◆ Description of the task
Where a line in the listing below contains the word "uchun", copy that line.

◆ Dataset items
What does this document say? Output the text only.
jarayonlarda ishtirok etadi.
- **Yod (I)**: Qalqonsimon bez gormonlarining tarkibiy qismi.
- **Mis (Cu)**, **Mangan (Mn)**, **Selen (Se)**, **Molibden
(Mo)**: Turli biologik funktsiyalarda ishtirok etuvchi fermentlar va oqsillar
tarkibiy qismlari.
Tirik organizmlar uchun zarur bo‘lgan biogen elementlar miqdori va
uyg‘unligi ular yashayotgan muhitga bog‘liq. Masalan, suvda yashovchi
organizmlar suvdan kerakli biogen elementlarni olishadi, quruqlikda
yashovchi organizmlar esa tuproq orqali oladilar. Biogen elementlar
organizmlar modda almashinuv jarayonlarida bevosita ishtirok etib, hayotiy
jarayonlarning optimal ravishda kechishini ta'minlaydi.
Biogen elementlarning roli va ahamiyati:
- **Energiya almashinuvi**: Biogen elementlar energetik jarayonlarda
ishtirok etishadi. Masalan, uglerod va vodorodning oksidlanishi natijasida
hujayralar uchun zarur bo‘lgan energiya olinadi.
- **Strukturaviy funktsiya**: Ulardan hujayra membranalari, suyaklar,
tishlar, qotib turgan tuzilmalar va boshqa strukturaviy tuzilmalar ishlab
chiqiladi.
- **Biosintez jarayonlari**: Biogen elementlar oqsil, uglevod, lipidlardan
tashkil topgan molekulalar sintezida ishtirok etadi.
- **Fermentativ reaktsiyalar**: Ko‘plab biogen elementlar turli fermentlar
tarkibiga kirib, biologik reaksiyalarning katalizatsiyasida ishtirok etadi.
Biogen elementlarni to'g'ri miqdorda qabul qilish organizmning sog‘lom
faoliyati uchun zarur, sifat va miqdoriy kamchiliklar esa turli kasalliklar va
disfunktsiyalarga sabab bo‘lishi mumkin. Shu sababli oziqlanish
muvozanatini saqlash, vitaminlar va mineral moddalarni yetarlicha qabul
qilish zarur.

◆ Exercise output
Tirik organizmlar uchun zarur bo‘lgan biogen elementlar miqdori va
hujayralar uchun zarur bo‘lgan energiya olinadi.
faoliyati uchun zarur, sifat va miqdoriy kamchiliklar esa turli kasalliklar va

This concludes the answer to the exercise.